Scan the records for the word "学会关爱". Copy each line that includes it.

Items from a dataset
↓

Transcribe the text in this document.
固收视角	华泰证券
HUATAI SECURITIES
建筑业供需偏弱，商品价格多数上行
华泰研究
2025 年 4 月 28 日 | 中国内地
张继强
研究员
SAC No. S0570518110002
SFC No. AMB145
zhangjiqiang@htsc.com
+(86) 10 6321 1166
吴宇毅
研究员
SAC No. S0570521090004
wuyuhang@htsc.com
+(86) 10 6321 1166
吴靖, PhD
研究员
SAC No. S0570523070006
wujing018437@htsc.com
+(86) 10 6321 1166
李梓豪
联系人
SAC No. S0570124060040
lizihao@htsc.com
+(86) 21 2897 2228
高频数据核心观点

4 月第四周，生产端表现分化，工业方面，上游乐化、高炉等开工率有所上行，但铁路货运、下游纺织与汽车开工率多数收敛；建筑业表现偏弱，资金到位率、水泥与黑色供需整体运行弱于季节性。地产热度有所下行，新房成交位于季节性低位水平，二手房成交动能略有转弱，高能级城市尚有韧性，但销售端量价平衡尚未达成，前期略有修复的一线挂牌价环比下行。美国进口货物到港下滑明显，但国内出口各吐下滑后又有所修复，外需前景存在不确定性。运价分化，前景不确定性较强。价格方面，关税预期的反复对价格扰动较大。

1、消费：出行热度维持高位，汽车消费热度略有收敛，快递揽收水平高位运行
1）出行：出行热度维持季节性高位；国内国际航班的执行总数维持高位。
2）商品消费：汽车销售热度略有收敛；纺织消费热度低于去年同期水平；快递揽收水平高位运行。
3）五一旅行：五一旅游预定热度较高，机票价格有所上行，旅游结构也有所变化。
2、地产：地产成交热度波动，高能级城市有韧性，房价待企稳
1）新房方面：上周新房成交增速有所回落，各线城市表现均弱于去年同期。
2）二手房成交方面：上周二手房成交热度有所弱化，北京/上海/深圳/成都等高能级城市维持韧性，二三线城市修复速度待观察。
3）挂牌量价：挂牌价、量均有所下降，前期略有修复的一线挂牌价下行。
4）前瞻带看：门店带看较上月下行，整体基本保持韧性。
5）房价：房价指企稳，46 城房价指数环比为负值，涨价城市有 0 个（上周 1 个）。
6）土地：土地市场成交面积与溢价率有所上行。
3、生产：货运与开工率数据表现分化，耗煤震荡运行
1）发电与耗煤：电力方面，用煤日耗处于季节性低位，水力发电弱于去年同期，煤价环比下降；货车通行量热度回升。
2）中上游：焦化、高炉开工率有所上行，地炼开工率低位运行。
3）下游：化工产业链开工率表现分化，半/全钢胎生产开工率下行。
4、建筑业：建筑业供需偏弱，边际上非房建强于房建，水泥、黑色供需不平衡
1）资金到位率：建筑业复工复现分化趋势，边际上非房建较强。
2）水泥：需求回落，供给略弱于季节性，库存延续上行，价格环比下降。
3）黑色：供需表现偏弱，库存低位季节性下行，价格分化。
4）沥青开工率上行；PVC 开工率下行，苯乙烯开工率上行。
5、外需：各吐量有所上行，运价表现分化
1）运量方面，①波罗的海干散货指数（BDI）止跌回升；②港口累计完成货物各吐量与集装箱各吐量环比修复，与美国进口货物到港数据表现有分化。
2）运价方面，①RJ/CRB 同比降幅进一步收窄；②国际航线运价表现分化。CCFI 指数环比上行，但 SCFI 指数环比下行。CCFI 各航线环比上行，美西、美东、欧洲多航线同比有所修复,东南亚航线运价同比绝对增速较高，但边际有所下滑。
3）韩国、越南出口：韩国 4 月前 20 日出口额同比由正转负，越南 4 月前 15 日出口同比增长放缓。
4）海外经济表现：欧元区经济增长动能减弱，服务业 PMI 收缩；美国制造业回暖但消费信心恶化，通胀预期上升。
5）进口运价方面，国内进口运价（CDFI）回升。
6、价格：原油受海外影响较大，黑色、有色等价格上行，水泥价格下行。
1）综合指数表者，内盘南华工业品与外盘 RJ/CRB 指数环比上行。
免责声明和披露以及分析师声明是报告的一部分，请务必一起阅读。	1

↑
↓

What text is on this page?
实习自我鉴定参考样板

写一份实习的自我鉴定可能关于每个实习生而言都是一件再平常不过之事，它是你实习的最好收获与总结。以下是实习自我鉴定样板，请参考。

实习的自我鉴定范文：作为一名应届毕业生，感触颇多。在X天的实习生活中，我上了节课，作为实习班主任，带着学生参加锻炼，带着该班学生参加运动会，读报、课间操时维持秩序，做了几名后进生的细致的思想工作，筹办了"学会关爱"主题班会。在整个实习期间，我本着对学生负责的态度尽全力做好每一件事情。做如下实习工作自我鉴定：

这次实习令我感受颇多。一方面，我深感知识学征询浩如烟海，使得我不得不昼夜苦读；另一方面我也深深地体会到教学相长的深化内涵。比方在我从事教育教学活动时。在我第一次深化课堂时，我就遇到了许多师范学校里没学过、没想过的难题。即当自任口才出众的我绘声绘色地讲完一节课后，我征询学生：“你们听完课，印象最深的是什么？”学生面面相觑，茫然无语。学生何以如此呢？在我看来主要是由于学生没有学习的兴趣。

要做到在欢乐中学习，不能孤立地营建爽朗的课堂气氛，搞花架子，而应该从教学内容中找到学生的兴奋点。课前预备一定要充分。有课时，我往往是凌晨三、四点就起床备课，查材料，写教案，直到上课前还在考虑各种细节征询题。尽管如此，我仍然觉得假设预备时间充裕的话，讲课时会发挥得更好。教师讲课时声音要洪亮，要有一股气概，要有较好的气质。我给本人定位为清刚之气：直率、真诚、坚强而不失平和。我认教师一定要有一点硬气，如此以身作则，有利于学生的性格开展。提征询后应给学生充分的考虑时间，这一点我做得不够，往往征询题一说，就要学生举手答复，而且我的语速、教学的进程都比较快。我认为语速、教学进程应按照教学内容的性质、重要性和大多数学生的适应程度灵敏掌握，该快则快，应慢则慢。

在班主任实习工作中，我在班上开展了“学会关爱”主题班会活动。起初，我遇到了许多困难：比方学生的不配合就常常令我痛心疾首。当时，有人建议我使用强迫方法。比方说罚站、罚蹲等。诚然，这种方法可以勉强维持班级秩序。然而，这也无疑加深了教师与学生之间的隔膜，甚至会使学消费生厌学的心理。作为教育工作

↑

### Output of the exercise
实习的自我鉴定范文：作为一名应届毕业生，感触颇多。在X天的实习生活中，我上了节课，作为实习班主任，带着学生参加锻炼，带着该班学生参加运动会，读报、课间操时维持秩序，做了几名后进生的细致的思想工作，筹办了"学会关爱"主题班会。在整个实习期间，我本着对学生负责的态度尽全力做好每一件事情。做如下实习工作自我鉴定：
在班主任实习工作中，我在班上开展了“学会关爱”主题班会活动。起初，我遇到了许多困难：比方学生的不配合就常常令我痛心疾首。当时，有人建议我使用强迫方法。比方说罚站、罚蹲等。诚然，这种方法可以勉强维持班级秩序。然而，这也无疑加深了教师与学生之间的隔膜，甚至会使学消费生厌学的心理。作为教育工作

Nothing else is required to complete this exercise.